Entries taken from a collection
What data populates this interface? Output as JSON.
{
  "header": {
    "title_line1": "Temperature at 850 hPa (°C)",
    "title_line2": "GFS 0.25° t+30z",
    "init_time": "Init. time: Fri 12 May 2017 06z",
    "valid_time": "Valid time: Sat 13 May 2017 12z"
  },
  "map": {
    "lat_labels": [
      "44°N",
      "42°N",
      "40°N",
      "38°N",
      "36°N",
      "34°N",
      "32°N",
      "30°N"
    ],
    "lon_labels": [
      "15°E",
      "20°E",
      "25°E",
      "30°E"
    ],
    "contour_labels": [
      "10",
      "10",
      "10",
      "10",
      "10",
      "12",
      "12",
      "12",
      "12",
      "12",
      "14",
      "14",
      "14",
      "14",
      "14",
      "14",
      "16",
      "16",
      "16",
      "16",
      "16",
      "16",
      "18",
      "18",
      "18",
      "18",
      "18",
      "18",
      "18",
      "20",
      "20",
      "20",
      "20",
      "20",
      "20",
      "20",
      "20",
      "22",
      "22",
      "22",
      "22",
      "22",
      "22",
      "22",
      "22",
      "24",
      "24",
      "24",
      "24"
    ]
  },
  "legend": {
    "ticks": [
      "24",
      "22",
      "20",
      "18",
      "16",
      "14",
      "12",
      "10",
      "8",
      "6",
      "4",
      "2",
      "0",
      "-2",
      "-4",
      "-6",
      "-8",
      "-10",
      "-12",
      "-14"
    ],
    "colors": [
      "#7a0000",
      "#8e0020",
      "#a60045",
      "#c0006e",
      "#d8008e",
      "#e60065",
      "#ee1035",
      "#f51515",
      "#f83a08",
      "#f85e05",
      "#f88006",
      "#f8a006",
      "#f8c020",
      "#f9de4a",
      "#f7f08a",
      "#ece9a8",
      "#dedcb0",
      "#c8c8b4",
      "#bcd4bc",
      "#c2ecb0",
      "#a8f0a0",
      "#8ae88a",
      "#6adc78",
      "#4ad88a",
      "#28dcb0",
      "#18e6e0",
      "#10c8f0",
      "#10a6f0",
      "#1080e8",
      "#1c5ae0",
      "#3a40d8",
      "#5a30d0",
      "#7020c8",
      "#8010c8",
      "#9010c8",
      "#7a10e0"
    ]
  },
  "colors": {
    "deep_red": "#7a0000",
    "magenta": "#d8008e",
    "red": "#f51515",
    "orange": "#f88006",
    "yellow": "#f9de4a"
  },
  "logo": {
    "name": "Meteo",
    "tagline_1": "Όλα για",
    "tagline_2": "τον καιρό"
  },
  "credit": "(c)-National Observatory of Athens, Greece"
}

Task to carry out:
Using the data above, output each line exactly.

Answer to this task:
What data populates this interface? Output as JSON.
{
  "header": {
    "title_line1": "Temperature at 850 hPa (°C)",
    "title_line2": "GFS 0.25° t+30z",
    "init_time": "Init. time: Fri 12 May 2017 06z",
    "valid_time": "Valid time: Sat 13 May 2017 12z"
  },
  "map": {
    "lat_labels": [
      "44°N",
      "42°N",
      "40°N",
      "38°N",
      "36°N",
      "34°N",
      "32°N",
      "30°N"
    ],
    "lon_labels": [
      "15°E",
      "20°E",
      "25°E",
      "30°E"
    ],
    "contour_labels": [
      "10",
      "10",
      "10",
      "10",
      "10",
      "12",
      "12",
      "12",
      "12",
      "12",
      "14",
      "14",
      "14",
      "14",
      "14",
      "14",
      "16",
      "16",
      "16",
      "16",
      "16",
      "16",
      "18",
      "18",
      "18",
      "18",
      "18",
      "18",
      "18",
      "20",
      "20",
      "20",
      "20",
      "20",
      "20",
      "20",
      "20",
      "22",
      "22",
      "22",
      "22",
      "22",
      "22",
      "22",
      "22",
      "24",
      "24",
      "24",
      "24"
    ]
  },
  "legend": {
    "ticks": [
      "24",
      "22",
      "20",
      "18",
      "16",
      "14",
      "12",
      "10",
      "8",
      "6",
      "4",
      "2",
      "0",
      "-2",
      "-4",
      "-6",
      "-8",
      "-10",
      "-12",
      "-14"
    ],
    "colors": [
      "#7a0000",
      "#8e0020",
      "#a60045",
      "#c0006e",
      "#d8008e",
      "#e60065",
      "#ee1035",
      "#f51515",
      "#f83a08",
      "#f85e05",
      "#f88006",
      "#f8a006",
      "#f8c020",
      "#f9de4a",
      "#f7f08a",
      "#ece9a8",
      "#dedcb0",
      "#c8c8b4",
      "#bcd4bc",
      "#c2ecb0",
      "#a8f0a0",
      "#8ae88a",
      "#6adc78",
      "#4ad88a",
      "#28dcb0",
      "#18e6e0",
      "#10c8f0",
      "#10a6f0",
      "#1080e8",
      "#1c5ae0",
      "#3a40d8",
      "#5a30d0",
      "#7020c8",
      "#8010c8",
      "#9010c8",
      "#7a10e0"
    ]
  },
  "colors": {
    "deep_red": "#7a0000",
    "magenta": "#d8008e",
    "red": "#f51515",
    "orange": "#f88006",
    "yellow": "#f9de4a"
  },
  "logo": {
    "name": "Meteo",
    "tagline_1": "Όλα για",
    "tagline_2": "τον καιρό"
  },
  "credit": "(c)-National Observatory of Athens, Greece"
}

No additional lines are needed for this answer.